WHAT TO PRODUCE » Can you write out all the lines word for word, with no pictures?

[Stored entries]
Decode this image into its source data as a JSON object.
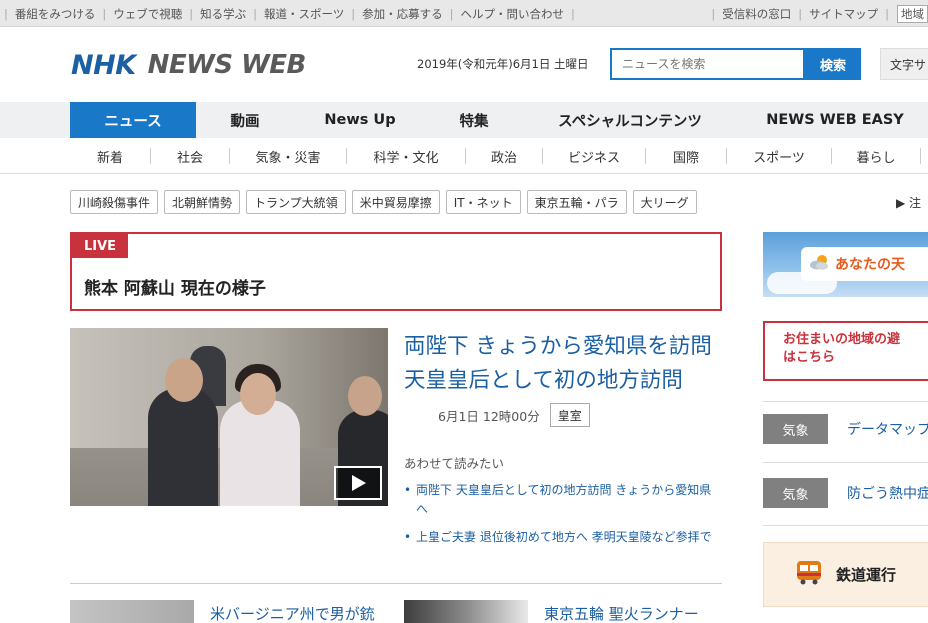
{
  "topbar": {
    "left_links": [
      "番組をみつける",
      "ウェブで視聴",
      "知る学ぶ",
      "報道・スポーツ",
      "参加・応募する",
      "ヘルプ・問い合わせ"
    ],
    "right_links": [
      "受信料の窓口",
      "サイトマップ"
    ],
    "region_button": "地域"
  },
  "header": {
    "logo_nhk": "NHK",
    "logo_newsweb": "NEWS WEB",
    "date": "2019年(令和元年)6月1日 土曜日",
    "search_placeholder": "ニュースを検索",
    "search_button": "検索",
    "text_size": "文字サ"
  },
  "main_nav": [
    {
      "label": "ニュース",
      "active": true
    },
    {
      "label": "動画",
      "active": false
    },
    {
      "label": "News Up",
      "active": false
    },
    {
      "label": "特集",
      "active": false
    },
    {
      "label": "スペシャルコンテンツ",
      "active": false
    },
    {
      "label": "NEWS WEB EASY",
      "active": false
    }
  ],
  "sub_nav": [
    "新着",
    "社会",
    "気象・災害",
    "科学・文化",
    "政治",
    "ビジネス",
    "国際",
    "スポーツ",
    "暮らし"
  ],
  "tags": [
    "川崎殺傷事件",
    "北朝鮮情勢",
    "トランプ大統領",
    "米中貿易摩擦",
    "IT・ネット",
    "東京五輪・パラ",
    "大リーグ"
  ],
  "more_tag": "▶ 注",
  "live": {
    "label": "LIVE",
    "title": "熊本 阿蘇山 現在の様子"
  },
  "top_story": {
    "headline": "両陛下 きょうから愛知県を訪問 天皇皇后として初の地方訪問",
    "time": "6月1日 12時00分",
    "genre": "皇室",
    "related_heading": "あわせて読みたい",
    "related": [
      "両陛下 天皇皇后として初の地方訪問 きょうから愛知県へ",
      "上皇ご夫妻 退位後初めて地方へ 孝明天皇陵など参拝で"
    ]
  },
  "secondary": [
    {
      "title": "米バージニア州で男が銃"
    },
    {
      "title": "東京五輪 聖火ランナー"
    }
  ],
  "sidebar": {
    "weather_label": "あなたの天",
    "evac_text": "お住まいの地域の避\nはこちら",
    "rows": [
      {
        "badge": "気象",
        "text": "データマップ"
      },
      {
        "badge": "気象",
        "text": "防ごう熱中症"
      }
    ],
    "rail_text": "鉄道運行"
  },
  "colors": {
    "accent_blue": "#1a78c8",
    "link_blue": "#1b5fa4",
    "live_red": "#c8323c",
    "weather_orange": "#e85a1e"
  }
}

OUTPUT »
Decode this image into its source data as a JSON object.
{
  "topbar": {
    "left_links": [
      "番組をみつける",
      "ウェブで視聴",
      "知る学ぶ",
      "報道・スポーツ",
      "参加・応募する",
      "ヘルプ・問い合わせ"
    ],
    "right_links": [
      "受信料の窓口",
      "サイトマップ"
    ],
    "region_button": "地域"
  },
  "header": {
    "logo_nhk": "NHK",
    "logo_newsweb": "NEWS WEB",
    "date": "2019年(令和元年)6月1日 土曜日",
    "search_placeholder": "ニュースを検索",
    "search_button": "検索",
    "text_size": "文字サ"
  },
  "main_nav": [
    {
      "label": "ニュース",
      "active": true
    },
    {
      "label": "動画",
      "active": false
    },
    {
      "label": "News Up",
      "active": false
    },
    {
      "label": "特集",
      "active": false
    },
    {
      "label": "スペシャルコンテンツ",
      "active": false
    },
    {
      "label": "NEWS WEB EASY",
      "active": false
    }
  ],
  "sub_nav": [
    "新着",
    "社会",
    "気象・災害",
    "科学・文化",
    "政治",
    "ビジネス",
    "国際",
    "スポーツ",
    "暮らし"
  ],
  "tags": [
    "川崎殺傷事件",
    "北朝鮮情勢",
    "トランプ大統領",
    "米中貿易摩擦",
    "IT・ネット",
    "東京五輪・パラ",
    "大リーグ"
  ],
  "more_tag": "▶ 注",
  "live": {
    "label": "LIVE",
    "title": "熊本 阿蘇山 現在の様子"
  },
  "top_story": {
    "headline": "両陛下 きょうから愛知県を訪問 天皇皇后として初の地方訪問",
    "time": "6月1日 12時00分",
    "genre": "皇室",
    "related_heading": "あわせて読みたい",
    "related": [
      "両陛下 天皇皇后として初の地方訪問 きょうから愛知県へ",
      "上皇ご夫妻 退位後初めて地方へ 孝明天皇陵など参拝で"
    ]
  },
  "secondary": [
    {
      "title": "米バージニア州で男が銃"
    },
    {
      "title": "東京五輪 聖火ランナー"
    }
  ],
  "sidebar": {
    "weather_label": "あなたの天",
    "evac_text": "お住まいの地域の避\nはこちら",
    "rows": [
      {
        "badge": "気象",
        "text": "データマップ"
      },
      {
        "badge": "気象",
        "text": "防ごう熱中症"
      }
    ],
    "rail_text": "鉄道運行"
  },
  "colors": {
    "accent_blue": "#1a78c8",
    "link_blue": "#1b5fa4",
    "live_red": "#c8323c",
    "weather_orange": "#e85a1e"
  }
}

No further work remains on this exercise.